Document passage:
Some of your off time activities are largely rewarding. We have already discussed the benefits of hobbies and socialization. Just as there is a line between rewarding time spent and time suck when we talk about rewarding activities with and for others, the same line exists when we talk about self-reward time.

You followed the steps to unplugging the television suction. Now, it is time for steps to unplug some of the other time suction.

Social Media

This is for all of the social media addicts who feel the need to post a status, tweet or +1 on an hourly (or smaller) basis. There are two easy-to-implement ways of cutting the suction:

  1. Finite number of posts per (day, week, month).
  2. Finite amount of time per day spent on the platform.

Do not even think you can cheat by saying posting from your smart phone is not time on the platform. That counts, too.

Internet

So, you are not the social media darling. You are, however, the reigning champion of eBay, etsy, Craig’s List, Amazon, (insert shopping website). No? Do you hold the crown for surfing sports, news, politics, (insert other genre) websites? Still not you?

What are the chances you are a level 1,000 or better MMPG player? Do you have the premium account at a game site? Do any of these have a handle for you?

  • World of Warcraft
  • Dune
  • Mafia Wars
  • WordPress
  • Diamond Dash
  • Pogo
  • Wild Tangent
  • Poker
  • Slots

Look at the amount of time you are spending online and the amount of data you are using in a month. Can you cut it in half? How about at least by a third? Could you start with an hour?

Video Games

Just because you are not online does not mean your game cannot be sucking your time away. Do you budget so you can buy games for your console? Have you ever used profanity because you lost a game? Ever lost sleep to finish …just…one…more…level?

Try by cutting an hour (per day or week). Next week try for two or more.

Books

How can there be anything wrong with reading? How can there be any such thing as reading too much?

Read something else.

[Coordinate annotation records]
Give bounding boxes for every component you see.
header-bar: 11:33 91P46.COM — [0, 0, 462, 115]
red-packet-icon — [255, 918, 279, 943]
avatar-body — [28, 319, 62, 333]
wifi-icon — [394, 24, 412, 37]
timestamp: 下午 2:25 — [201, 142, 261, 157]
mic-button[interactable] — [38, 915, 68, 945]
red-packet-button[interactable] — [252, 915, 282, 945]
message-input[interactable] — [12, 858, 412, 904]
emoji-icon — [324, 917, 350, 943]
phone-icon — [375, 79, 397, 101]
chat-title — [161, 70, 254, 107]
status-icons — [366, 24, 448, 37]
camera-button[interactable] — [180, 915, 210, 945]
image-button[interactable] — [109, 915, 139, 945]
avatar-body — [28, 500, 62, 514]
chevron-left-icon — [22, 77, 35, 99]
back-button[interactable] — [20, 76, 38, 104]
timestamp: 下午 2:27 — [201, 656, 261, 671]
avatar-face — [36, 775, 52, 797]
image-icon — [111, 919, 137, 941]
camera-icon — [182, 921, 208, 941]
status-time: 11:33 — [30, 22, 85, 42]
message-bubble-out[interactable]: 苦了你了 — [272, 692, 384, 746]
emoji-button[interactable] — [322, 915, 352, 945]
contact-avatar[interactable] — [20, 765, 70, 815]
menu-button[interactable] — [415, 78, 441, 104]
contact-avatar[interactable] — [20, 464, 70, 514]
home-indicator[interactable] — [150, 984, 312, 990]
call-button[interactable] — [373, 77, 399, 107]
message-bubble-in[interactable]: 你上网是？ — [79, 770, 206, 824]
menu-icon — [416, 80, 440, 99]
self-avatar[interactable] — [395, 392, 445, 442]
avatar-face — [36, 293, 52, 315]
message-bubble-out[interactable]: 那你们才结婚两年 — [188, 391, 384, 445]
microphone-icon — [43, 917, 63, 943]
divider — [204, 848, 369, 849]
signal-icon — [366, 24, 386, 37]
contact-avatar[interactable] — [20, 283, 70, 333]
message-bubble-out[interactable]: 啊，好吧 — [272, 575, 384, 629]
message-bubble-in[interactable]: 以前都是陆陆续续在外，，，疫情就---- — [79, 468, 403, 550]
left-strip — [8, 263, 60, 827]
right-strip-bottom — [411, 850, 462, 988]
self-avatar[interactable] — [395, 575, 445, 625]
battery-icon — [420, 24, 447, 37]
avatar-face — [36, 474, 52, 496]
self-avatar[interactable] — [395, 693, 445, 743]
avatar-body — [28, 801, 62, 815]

Challenges:
a - Using the passage on cutting time suction, answer each question:
(i) What two ways does it give for cutting social media suction?
(ii) Under video games, what cut does it say to try first?
(iii) What does it say about posting from a smart phone?
b - Reproduce the passage on cutting time suction word for word from "You followed the" to "That counts, too.".

Final results:
a -
(i) A finite number of posts per day, week, or month, and a finite amount of time per day spent on the platform.
(ii) Cutting an hour, per day or week.
(iii) It counts as time on the platform.

b -
You followed the steps to unplugging the television suction. Now, it is time for steps to unplug some of the other time suction.

Social Media

This is for all of the social media addicts who feel the need to post a status, tweet or +1 on an hourly (or smaller) basis. There are two easy-to-implement ways of cutting the suction:

  1. Finite number of posts per (day, week, month).
  2. Finite amount of time per day spent on the platform.

Do not even think you can cheat by saying posting from your smart phone is not time on the platform. That counts, too.